Y andamos por los mercados de la vida pretendiendo que personas inexpertas nos
digan cuál es nuestro auténtico valor”.
Dentro de este “club de buenas
personas” hay quienes dan desde la abundancia y quienes, por el contrario, lo
hacen desde la escasez. Es decir, quienes dan por el placer de dar y quienes,
por el contrario, lo hacen con la esperanza de recibir. Centrémonos en estos
últimos, indagando acerca de lo que mueve realmente sus acciones.
Muchos de estos ayudadores se
fuerzan a hacer el bien, siguiendo los dictados de una vocecilla que les
recuerda que ocuparse de sí mismos, de sus propias necesidades, es “un acto
egoísta”. No en vano están convencidos de que, para ser felices, la gente les
ha de querer. Y de que, para que la gente les quiera y piense bien de ellos,
han de ser buenas personas. Movidos por este tipo de creencias, suelen ofrecer
compulsivamente su ayuda, atrayendo a su vida a personas necesitadas e incapaces
de valerse por sí mismas.
Al posicionarse como "salvadores",
consideran que los demás no podrían sobrevivir ni prosperar sin su ayuda. De
ahí que tiendan a interferir en los asuntos de sus conocidos, ofreciéndoles
consejos aun cuando nadie les haya preguntado. Sin ser conscientes de ello,
pecan de soberbia, posicionándose por encima de quienes ayudan, creyendo que
saben mejor que ellos lo que necesitan. Paradójicamente, su orgullo les impide
reconocer sus propias necesidades y pedir auxilio cuando lo requieren.
Detrás de su personalidad inclinada
a agradar siempre, bondadosa y servicial se esconde una dolorosa herida: "la
falta de amor hacia sí mismos". Un sentimiento que buscan desesperadamente
entre quienes ayudan, volviéndose individuos muy dependientes emocionalmente.
Esta es la razón por la que con el tiempo aflora su oscuridad en forma de
reproches, sintiéndose dolidos y tristes por no recibir afecto y agradecimiento
a cambio de los servicios prestados. En algunos casos extremos terminan estallando
agresivamente, echando en cara todo lo que han hecho por los demás. También
utilizan el chantaje emocional, el victimismo o la manipulación para hacer
sentir culpables a quienes han ayudado, esperando así obtener el amor que creen
que merecen y necesitan para sentirse bien consigo mismos.

──────────────────────────────

Tu tarea => Convierte en una lista breve el párrafo del fragmento sobre los ayudadores que empieza con «Al posicionarse como "salvadores"», sin perder sus ideas principales.

──────────────────────────────

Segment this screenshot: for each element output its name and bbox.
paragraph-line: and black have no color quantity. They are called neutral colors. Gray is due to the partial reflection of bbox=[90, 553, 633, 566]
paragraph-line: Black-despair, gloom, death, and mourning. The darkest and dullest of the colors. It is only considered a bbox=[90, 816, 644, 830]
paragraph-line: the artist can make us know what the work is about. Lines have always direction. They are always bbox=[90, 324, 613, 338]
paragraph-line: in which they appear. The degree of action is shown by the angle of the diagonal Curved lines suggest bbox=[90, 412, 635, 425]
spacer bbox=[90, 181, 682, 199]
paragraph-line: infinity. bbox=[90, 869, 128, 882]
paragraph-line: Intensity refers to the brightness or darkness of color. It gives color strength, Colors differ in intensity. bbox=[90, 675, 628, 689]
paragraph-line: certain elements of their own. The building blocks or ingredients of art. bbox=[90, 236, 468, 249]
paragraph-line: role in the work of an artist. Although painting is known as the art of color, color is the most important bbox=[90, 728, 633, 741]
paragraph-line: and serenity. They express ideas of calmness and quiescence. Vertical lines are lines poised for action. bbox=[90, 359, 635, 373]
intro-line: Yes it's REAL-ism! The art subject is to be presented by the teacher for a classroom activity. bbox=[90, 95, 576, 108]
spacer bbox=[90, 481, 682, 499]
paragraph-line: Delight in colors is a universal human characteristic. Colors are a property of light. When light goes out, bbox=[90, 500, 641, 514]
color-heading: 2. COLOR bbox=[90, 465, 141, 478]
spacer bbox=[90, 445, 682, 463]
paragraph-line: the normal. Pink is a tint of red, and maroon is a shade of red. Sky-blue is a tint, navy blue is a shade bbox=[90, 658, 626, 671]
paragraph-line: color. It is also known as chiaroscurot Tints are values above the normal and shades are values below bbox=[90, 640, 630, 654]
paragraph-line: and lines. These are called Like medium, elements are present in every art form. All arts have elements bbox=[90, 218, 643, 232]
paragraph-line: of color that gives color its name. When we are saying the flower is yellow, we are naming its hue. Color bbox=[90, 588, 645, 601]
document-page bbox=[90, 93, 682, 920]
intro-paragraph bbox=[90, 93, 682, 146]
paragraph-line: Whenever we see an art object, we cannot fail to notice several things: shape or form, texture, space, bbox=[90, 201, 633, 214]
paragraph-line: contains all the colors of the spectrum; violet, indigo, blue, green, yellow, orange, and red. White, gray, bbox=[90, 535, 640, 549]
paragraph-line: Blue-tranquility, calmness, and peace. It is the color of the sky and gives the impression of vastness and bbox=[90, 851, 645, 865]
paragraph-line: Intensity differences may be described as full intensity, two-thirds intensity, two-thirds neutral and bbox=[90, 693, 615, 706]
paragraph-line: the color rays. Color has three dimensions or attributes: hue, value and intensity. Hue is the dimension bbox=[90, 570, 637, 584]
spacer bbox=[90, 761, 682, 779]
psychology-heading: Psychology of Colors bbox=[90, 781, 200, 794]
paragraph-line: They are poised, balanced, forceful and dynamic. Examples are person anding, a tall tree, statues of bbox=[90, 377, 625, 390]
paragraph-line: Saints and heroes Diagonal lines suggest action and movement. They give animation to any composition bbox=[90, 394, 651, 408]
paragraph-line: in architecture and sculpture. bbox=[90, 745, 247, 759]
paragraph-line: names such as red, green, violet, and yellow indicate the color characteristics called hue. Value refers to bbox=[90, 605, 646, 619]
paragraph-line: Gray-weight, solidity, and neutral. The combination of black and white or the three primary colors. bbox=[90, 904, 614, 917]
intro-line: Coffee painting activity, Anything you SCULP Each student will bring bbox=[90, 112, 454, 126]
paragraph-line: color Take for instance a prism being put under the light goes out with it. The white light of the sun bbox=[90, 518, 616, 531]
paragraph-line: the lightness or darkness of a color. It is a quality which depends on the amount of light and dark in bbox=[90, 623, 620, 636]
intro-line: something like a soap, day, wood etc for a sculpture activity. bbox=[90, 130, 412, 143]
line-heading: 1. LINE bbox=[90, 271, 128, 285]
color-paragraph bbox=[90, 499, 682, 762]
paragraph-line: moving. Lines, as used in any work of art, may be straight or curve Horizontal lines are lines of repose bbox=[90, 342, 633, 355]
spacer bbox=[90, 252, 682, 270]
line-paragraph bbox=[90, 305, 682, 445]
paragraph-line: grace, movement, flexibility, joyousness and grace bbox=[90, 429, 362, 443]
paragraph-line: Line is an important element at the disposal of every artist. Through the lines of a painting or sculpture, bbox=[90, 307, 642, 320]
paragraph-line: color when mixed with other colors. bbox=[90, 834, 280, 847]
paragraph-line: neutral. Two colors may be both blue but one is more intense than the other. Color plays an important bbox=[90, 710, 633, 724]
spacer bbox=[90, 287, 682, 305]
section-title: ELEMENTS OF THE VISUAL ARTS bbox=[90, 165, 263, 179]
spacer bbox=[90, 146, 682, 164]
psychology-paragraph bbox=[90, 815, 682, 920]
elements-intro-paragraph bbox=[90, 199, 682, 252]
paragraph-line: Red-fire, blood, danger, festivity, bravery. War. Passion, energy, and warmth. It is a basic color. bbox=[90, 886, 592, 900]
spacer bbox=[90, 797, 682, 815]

──────────────────────────────

Tarea resuelta =>
- Se ven como "salvadores" y creen que los demás no podrían sobrevivir ni prosperar sin su ayuda.
- Por eso se meten en los asuntos de sus conocidos y dan consejos aunque nadie se los haya pedido.
- Sin darse cuenta, pecan de soberbia: se ponen por encima de quienes ayudan y creen saber mejor que ellos lo que necesitan.
- Paradójicamente, su orgullo no les deja reconocer sus propias necesidades ni pedir ayuda cuando la necesitan.